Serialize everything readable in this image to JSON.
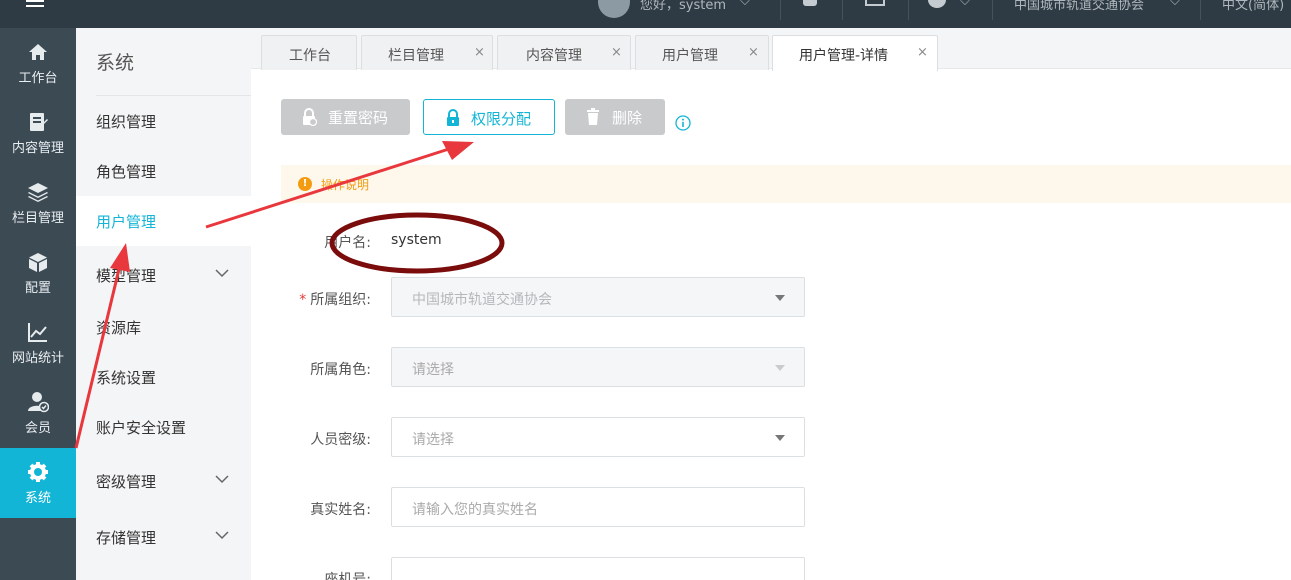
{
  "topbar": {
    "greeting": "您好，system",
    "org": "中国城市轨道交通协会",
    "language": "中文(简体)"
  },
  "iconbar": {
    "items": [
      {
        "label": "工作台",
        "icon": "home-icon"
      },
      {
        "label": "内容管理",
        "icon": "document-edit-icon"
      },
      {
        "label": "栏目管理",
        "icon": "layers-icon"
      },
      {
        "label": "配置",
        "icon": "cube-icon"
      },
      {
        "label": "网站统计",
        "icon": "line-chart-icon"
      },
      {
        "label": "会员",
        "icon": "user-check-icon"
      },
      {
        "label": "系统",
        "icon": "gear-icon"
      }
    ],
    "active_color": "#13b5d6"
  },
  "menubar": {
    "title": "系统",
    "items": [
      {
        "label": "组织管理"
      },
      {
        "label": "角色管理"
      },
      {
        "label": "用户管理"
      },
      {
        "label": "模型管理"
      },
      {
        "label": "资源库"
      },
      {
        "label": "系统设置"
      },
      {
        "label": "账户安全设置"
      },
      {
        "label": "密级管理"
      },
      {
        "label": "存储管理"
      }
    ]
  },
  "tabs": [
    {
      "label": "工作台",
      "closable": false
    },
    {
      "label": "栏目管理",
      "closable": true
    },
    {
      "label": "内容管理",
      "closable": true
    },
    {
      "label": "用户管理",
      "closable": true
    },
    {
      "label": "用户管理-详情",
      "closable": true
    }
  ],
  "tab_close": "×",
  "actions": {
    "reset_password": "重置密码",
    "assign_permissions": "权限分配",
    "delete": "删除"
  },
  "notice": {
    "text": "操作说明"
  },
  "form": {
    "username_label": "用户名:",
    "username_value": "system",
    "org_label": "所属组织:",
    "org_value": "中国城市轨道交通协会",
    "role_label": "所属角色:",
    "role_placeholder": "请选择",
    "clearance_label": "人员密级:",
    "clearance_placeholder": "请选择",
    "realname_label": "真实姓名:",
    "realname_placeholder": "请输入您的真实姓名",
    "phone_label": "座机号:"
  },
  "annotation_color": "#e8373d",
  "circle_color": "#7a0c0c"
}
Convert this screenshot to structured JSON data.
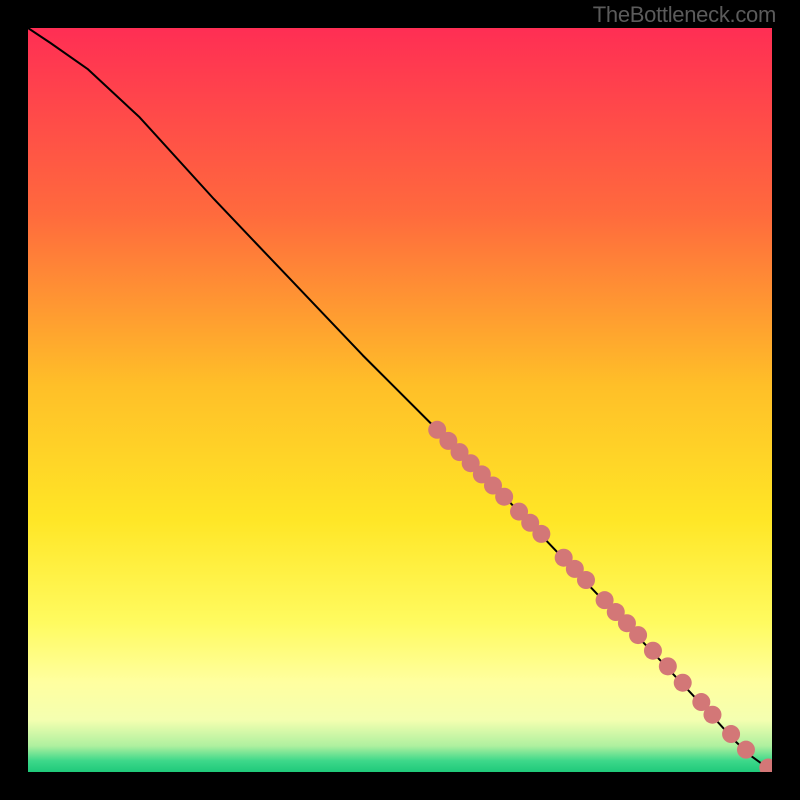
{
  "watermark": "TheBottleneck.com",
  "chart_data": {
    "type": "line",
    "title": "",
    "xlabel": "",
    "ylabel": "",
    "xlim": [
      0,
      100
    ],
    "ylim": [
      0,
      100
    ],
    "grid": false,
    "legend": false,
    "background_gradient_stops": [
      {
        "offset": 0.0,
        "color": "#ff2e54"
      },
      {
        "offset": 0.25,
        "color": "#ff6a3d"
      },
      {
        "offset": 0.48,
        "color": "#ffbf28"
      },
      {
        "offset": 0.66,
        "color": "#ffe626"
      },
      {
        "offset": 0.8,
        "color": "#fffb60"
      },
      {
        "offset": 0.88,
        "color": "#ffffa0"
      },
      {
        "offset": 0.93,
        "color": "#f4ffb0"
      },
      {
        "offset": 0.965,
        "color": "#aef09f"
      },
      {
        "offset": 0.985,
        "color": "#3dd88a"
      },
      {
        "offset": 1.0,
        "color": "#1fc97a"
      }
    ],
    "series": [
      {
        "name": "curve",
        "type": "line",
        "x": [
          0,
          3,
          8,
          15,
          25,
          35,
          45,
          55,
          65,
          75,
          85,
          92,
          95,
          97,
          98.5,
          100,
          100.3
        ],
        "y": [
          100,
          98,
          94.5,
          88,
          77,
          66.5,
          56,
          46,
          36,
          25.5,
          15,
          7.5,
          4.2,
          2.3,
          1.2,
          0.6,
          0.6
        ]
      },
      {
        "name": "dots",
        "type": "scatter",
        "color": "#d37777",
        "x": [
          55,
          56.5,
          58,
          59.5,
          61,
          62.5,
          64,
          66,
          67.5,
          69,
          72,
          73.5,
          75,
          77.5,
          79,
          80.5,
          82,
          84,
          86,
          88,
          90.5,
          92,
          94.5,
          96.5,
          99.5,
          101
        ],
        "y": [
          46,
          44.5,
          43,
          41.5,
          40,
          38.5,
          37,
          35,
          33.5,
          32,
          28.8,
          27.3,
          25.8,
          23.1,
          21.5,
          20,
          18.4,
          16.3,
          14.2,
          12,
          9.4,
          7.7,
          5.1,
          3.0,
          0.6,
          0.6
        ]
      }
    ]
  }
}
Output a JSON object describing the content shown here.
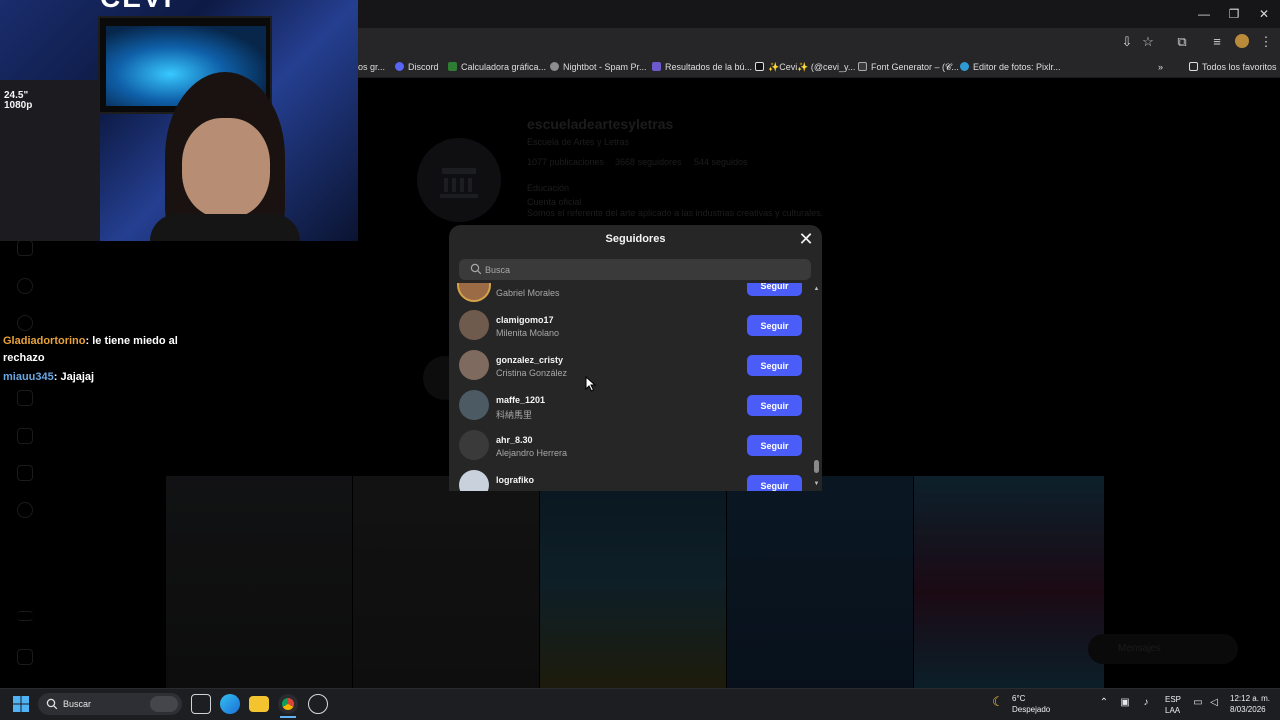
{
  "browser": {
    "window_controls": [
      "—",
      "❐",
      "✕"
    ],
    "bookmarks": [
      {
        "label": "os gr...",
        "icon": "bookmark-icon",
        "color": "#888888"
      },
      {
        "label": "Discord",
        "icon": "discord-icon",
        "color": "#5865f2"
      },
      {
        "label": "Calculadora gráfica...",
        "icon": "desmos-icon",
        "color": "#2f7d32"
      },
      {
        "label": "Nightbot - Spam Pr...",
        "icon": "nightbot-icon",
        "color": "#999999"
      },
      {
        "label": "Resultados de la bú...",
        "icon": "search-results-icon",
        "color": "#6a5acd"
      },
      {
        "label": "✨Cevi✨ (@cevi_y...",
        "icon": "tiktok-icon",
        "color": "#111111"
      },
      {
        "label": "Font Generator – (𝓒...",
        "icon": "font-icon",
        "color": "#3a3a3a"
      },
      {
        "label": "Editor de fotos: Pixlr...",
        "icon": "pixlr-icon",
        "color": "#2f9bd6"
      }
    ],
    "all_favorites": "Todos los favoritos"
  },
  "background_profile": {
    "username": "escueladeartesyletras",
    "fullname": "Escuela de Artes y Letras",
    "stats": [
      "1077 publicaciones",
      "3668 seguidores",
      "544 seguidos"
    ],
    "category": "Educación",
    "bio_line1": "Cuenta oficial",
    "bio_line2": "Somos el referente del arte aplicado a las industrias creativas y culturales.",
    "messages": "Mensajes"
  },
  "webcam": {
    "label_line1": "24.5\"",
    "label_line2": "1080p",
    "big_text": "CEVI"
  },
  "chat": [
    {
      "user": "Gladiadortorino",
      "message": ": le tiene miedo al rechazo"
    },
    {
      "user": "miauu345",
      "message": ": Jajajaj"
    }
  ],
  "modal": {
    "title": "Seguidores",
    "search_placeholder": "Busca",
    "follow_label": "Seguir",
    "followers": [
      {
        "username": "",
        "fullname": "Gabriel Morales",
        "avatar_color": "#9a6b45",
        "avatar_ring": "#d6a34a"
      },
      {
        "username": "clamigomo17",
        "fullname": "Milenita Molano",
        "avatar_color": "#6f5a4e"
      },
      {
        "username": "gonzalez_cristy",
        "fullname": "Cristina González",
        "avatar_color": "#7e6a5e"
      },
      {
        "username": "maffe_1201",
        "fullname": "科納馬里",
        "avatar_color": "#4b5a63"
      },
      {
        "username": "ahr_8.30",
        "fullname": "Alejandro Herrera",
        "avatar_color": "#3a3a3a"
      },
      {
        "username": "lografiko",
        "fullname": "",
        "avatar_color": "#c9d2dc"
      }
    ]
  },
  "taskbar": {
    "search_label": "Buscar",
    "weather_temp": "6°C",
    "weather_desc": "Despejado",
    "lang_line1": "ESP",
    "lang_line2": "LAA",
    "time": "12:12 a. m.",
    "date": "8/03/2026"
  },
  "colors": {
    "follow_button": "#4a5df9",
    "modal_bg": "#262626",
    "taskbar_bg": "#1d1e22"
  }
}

● **DO THIS**
From the data above, write out everything exactly except the pictures.

● **REPLY TO THE TASK**
Serialize everything readable in this image to JSON.
{
  "topbar": {
    "greeting": "您好，system",
    "org": "中国城市轨道交通协会",
    "language": "中文(简体)"
  },
  "iconbar": {
    "items": [
      {
        "label": "工作台",
        "icon": "home-icon"
      },
      {
        "label": "内容管理",
        "icon": "document-edit-icon"
      },
      {
        "label": "栏目管理",
        "icon": "layers-icon"
      },
      {
        "label": "配置",
        "icon": "cube-icon"
      },
      {
        "label": "网站统计",
        "icon": "line-chart-icon"
      },
      {
        "label": "会员",
        "icon": "user-check-icon"
      },
      {
        "label": "系统",
        "icon": "gear-icon"
      }
    ],
    "active_color": "#13b5d6"
  },
  "menubar": {
    "title": "系统",
    "items": [
      {
        "label": "组织管理"
      },
      {
        "label": "角色管理"
      },
      {
        "label": "用户管理"
      },
      {
        "label": "模型管理"
      },
      {
        "label": "资源库"
      },
      {
        "label": "系统设置"
      },
      {
        "label": "账户安全设置"
      },
      {
        "label": "密级管理"
      },
      {
        "label": "存储管理"
      }
    ]
  },
  "tabs": [
    {
      "label": "工作台",
      "closable": false
    },
    {
      "label": "栏目管理",
      "closable": true
    },
    {
      "label": "内容管理",
      "closable": true
    },
    {
      "label": "用户管理",
      "closable": true
    },
    {
      "label": "用户管理-详情",
      "closable": true
    }
  ],
  "tab_close": "×",
  "actions": {
    "reset_password": "重置密码",
    "assign_permissions": "权限分配",
    "delete": "删除"
  },
  "notice": {
    "text": "操作说明"
  },
  "form": {
    "username_label": "用户名:",
    "username_value": "system",
    "org_label": "所属组织:",
    "org_value": "中国城市轨道交通协会",
    "role_label": "所属角色:",
    "role_placeholder": "请选择",
    "clearance_label": "人员密级:",
    "clearance_placeholder": "请选择",
    "realname_label": "真实姓名:",
    "realname_placeholder": "请输入您的真实姓名",
    "phone_label": "座机号:"
  },
  "annotation_color": "#e8373d",
  "circle_color": "#7a0c0c"
}
Convert this screenshot to structured JSON data.
{
  "watermark": "TheBottleneck.com",
  "chart_data": {
    "type": "line",
    "title": "",
    "xlabel": "",
    "ylabel": "",
    "xlim": [
      0,
      100
    ],
    "ylim": [
      0,
      100
    ],
    "grid": false,
    "legend": false,
    "background_gradient_stops": [
      {
        "offset": 0.0,
        "color": "#ff2e54"
      },
      {
        "offset": 0.25,
        "color": "#ff6a3d"
      },
      {
        "offset": 0.48,
        "color": "#ffbf28"
      },
      {
        "offset": 0.66,
        "color": "#ffe626"
      },
      {
        "offset": 0.8,
        "color": "#fffb60"
      },
      {
        "offset": 0.88,
        "color": "#ffffa0"
      },
      {
        "offset": 0.93,
        "color": "#f4ffb0"
      },
      {
        "offset": 0.965,
        "color": "#aef09f"
      },
      {
        "offset": 0.985,
        "color": "#3dd88a"
      },
      {
        "offset": 1.0,
        "color": "#1fc97a"
      }
    ],
    "series": [
      {
        "name": "curve",
        "type": "line",
        "x": [
          0,
          3,
          8,
          15,
          25,
          35,
          45,
          55,
          65,
          75,
          85,
          92,
          95,
          97,
          98.5,
          100,
          100.3
        ],
        "y": [
          100,
          98,
          94.5,
          88,
          77,
          66.5,
          56,
          46,
          36,
          25.5,
          15,
          7.5,
          4.2,
          2.3,
          1.2,
          0.6,
          0.6
        ]
      },
      {
        "name": "dots",
        "type": "scatter",
        "color": "#d37777",
        "x": [
          55,
          56.5,
          58,
          59.5,
          61,
          62.5,
          64,
          66,
          67.5,
          69,
          72,
          73.5,
          75,
          77.5,
          79,
          80.5,
          82,
          84,
          86,
          88,
          90.5,
          92,
          94.5,
          96.5,
          99.5,
          101
        ],
        "y": [
          46,
          44.5,
          43,
          41.5,
          40,
          38.5,
          37,
          35,
          33.5,
          32,
          28.8,
          27.3,
          25.8,
          23.1,
          21.5,
          20,
          18.4,
          16.3,
          14.2,
          12,
          9.4,
          7.7,
          5.1,
          3.0,
          0.6,
          0.6
        ]
      }
    ]
  }
}
Output a JSON object describing the content shown here.
{
  "browser": {
    "window_controls": [
      "—",
      "❐",
      "✕"
    ],
    "bookmarks": [
      {
        "label": "os gr...",
        "icon": "bookmark-icon",
        "color": "#888888"
      },
      {
        "label": "Discord",
        "icon": "discord-icon",
        "color": "#5865f2"
      },
      {
        "label": "Calculadora gráfica...",
        "icon": "desmos-icon",
        "color": "#2f7d32"
      },
      {
        "label": "Nightbot - Spam Pr...",
        "icon": "nightbot-icon",
        "color": "#999999"
      },
      {
        "label": "Resultados de la bú...",
        "icon": "search-results-icon",
        "color": "#6a5acd"
      },
      {
        "label": "✨Cevi✨ (@cevi_y...",
        "icon": "tiktok-icon",
        "color": "#111111"
      },
      {
        "label": "Font Generator – (𝓒...",
        "icon": "font-icon",
        "color": "#3a3a3a"
      },
      {
        "label": "Editor de fotos: Pixlr...",
        "icon": "pixlr-icon",
        "color": "#2f9bd6"
      }
    ],
    "all_favorites": "Todos los favoritos"
  },
  "background_profile": {
    "username": "escueladeartesyletras",
    "fullname": "Escuela de Artes y Letras",
    "stats": [
      "1077 publicaciones",
      "3668 seguidores",
      "544 seguidos"
    ],
    "category": "Educación",
    "bio_line1": "Cuenta oficial",
    "bio_line2": "Somos el referente del arte aplicado a las industrias creativas y culturales.",
    "messages": "Mensajes"
  },
  "webcam": {
    "label_line1": "24.5\"",
    "label_line2": "1080p",
    "big_text": "CEVI"
  },
  "chat": [
    {
      "user": "Gladiadortorino",
      "message": ": le tiene miedo al rechazo"
    },
    {
      "user": "miauu345",
      "message": ": Jajajaj"
    }
  ],
  "modal": {
    "title": "Seguidores",
    "search_placeholder": "Busca",
    "follow_label": "Seguir",
    "followers": [
      {
        "username": "",
        "fullname": "Gabriel Morales",
        "avatar_color": "#9a6b45",
        "avatar_ring": "#d6a34a"
      },
      {
        "username": "clamigomo17",
        "fullname": "Milenita Molano",
        "avatar_color": "#6f5a4e"
      },
      {
        "username": "gonzalez_cristy",
        "fullname": "Cristina González",
        "avatar_color": "#7e6a5e"
      },
      {
        "username": "maffe_1201",
        "fullname": "科納馬里",
        "avatar_color": "#4b5a63"
      },
      {
        "username": "ahr_8.30",
        "fullname": "Alejandro Herrera",
        "avatar_color": "#3a3a3a"
      },
      {
        "username": "lografiko",
        "fullname": "",
        "avatar_color": "#c9d2dc"
      }
    ]
  },
  "taskbar": {
    "search_label": "Buscar",
    "weather_temp": "6°C",
    "weather_desc": "Despejado",
    "lang_line1": "ESP",
    "lang_line2": "LAA",
    "time": "12:12 a. m.",
    "date": "8/03/2026"
  },
  "colors": {
    "follow_button": "#4a5df9",
    "modal_bg": "#262626",
    "taskbar_bg": "#1d1e22"
  }
}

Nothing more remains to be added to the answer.